◆ THE TASK: List all lines of the data containing the word "compressive".

━━━

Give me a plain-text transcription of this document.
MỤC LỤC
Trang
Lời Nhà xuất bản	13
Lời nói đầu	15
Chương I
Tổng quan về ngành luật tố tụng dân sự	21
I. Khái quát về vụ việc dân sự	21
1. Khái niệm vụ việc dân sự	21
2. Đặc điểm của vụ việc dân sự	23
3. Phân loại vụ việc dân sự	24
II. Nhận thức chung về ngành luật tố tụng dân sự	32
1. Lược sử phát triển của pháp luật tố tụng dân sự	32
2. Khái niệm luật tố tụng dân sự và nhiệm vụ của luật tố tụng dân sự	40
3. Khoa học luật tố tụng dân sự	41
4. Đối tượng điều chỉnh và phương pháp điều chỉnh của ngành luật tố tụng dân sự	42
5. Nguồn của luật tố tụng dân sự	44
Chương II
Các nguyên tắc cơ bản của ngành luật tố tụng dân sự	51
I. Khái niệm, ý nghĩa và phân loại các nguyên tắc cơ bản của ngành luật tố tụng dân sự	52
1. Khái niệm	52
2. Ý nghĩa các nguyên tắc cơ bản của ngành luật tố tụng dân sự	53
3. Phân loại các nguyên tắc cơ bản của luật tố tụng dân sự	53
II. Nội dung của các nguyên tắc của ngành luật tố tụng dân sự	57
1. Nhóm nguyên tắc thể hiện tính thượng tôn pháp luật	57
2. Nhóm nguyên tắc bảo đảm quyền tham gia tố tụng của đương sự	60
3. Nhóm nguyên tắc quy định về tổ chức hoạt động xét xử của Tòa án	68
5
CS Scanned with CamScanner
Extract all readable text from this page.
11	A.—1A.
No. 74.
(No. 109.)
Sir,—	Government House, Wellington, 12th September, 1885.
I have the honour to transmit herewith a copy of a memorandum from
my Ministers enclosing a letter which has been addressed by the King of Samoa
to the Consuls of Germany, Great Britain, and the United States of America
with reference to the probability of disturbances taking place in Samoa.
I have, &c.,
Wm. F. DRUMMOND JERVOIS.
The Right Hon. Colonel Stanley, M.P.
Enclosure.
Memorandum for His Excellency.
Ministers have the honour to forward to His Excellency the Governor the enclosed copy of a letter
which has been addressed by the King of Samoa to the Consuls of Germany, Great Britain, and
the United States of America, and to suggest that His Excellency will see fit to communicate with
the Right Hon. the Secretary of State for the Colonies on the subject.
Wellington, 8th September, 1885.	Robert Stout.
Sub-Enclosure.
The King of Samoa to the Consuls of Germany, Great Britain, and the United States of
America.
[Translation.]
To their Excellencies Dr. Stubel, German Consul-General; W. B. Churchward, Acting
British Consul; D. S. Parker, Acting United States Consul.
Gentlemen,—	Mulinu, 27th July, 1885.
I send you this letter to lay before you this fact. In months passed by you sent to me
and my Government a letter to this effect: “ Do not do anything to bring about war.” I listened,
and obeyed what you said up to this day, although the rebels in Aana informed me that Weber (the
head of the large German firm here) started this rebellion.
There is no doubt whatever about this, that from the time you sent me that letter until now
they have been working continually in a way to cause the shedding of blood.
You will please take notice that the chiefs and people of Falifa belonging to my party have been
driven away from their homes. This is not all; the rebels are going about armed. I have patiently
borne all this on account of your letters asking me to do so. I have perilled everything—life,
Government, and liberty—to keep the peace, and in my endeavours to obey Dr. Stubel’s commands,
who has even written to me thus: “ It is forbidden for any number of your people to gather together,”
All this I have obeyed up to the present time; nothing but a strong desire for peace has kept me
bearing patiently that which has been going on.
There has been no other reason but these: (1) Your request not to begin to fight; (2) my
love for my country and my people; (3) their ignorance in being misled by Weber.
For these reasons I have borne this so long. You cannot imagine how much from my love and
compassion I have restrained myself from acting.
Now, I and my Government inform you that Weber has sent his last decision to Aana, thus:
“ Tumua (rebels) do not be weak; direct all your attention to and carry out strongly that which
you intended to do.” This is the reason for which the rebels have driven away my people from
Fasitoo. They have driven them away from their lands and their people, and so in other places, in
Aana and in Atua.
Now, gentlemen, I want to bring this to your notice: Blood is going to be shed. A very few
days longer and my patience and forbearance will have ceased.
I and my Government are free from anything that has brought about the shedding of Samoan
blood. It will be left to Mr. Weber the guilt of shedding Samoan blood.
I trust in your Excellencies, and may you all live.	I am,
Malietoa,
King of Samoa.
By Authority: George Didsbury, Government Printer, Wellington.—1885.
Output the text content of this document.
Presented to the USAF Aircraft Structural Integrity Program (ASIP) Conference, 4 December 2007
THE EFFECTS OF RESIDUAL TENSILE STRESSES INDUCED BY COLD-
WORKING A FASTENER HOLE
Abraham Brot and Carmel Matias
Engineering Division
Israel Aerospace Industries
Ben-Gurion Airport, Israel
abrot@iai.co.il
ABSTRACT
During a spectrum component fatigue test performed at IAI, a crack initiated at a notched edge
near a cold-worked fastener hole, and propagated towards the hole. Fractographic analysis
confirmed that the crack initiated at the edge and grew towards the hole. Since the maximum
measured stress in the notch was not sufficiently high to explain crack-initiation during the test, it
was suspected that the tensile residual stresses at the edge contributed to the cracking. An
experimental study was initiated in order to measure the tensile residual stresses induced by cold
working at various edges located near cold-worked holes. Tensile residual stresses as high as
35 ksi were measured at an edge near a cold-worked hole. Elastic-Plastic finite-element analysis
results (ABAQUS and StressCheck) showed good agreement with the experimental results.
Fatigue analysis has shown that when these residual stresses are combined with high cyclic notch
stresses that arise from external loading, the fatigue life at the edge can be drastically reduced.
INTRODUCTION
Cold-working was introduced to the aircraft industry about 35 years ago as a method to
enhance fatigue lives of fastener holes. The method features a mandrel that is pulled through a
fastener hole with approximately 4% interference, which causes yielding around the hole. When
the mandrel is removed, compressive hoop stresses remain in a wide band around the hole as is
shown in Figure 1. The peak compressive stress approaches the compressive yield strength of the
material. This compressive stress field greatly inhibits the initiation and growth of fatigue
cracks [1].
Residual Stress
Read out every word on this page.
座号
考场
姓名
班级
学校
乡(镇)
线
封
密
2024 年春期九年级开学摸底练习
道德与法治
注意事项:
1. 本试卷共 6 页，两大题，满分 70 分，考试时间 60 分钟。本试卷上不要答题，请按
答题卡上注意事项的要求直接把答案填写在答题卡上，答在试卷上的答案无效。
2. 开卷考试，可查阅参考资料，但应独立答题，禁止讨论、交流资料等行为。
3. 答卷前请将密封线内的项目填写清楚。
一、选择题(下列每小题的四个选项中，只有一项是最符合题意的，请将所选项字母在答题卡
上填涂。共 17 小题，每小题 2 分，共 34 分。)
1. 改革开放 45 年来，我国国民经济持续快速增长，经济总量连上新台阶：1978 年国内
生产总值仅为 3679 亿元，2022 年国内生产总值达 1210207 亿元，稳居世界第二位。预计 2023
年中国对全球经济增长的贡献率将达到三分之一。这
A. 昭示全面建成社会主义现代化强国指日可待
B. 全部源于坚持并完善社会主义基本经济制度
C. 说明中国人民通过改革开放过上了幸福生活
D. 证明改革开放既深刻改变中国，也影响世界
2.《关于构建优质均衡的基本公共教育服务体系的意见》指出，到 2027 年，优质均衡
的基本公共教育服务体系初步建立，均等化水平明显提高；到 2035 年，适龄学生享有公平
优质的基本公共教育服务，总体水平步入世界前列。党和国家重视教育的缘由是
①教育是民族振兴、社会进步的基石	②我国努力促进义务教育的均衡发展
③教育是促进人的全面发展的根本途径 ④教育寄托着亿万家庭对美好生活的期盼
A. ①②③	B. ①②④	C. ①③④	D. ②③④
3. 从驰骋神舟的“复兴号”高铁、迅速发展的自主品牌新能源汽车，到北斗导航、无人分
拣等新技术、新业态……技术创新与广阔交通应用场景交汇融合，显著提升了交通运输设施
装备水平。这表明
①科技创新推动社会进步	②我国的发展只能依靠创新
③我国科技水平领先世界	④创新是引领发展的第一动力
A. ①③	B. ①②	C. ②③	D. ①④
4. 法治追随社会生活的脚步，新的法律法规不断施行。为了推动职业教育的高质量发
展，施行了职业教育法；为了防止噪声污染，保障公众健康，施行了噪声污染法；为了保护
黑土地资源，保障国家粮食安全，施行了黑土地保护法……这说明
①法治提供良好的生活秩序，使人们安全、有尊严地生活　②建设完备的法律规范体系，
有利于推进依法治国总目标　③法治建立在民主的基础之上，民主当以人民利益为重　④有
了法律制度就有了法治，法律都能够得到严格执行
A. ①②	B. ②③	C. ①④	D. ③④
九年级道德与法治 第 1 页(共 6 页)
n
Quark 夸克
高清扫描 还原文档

━━━

◆ RESULT:
the mandrel is removed, compressive hoop stresses remain in a wide band around the hole as is
shown in Figure 1. The peak compressive stress approaches the compressive yield strength of the
material. This compressive stress field greatly inhibits the initiation and growth of fatigue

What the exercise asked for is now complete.